#### Material to process:
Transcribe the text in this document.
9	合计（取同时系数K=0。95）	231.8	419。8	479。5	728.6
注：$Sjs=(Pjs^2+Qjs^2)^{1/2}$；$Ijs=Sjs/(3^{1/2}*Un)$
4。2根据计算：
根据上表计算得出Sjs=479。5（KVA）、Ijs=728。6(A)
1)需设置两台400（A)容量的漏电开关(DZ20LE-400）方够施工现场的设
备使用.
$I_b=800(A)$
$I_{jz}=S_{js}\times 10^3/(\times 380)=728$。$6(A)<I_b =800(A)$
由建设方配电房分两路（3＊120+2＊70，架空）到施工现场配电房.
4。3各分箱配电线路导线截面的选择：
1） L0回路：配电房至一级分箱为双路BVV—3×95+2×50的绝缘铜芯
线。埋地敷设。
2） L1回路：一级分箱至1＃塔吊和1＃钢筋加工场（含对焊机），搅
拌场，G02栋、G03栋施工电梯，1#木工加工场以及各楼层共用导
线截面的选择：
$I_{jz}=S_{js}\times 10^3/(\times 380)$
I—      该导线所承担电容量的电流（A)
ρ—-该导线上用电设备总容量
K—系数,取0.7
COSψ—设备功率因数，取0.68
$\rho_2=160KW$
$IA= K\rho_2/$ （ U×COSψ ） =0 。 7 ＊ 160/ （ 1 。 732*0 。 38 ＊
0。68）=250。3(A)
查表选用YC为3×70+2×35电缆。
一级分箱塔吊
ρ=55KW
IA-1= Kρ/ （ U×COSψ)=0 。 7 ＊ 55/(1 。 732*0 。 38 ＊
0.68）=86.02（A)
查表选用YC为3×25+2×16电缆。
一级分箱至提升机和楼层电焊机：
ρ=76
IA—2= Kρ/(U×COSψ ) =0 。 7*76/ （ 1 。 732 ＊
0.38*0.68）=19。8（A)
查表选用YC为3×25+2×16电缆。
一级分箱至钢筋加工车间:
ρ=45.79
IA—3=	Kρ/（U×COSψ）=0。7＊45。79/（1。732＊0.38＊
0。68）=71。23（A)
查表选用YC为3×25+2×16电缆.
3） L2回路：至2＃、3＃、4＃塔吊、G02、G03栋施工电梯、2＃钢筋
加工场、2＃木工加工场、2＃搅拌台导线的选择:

#### To be done:
Scan the listing above. Collect all lines with the word "times".

#### Result of this task:
$I_{jz}=S_{js}\times 10^3/(\times 380)=728$。$6(A)<I_b =800(A)$
$I_{jz}=S_{js}\times 10^3/(\times 380)$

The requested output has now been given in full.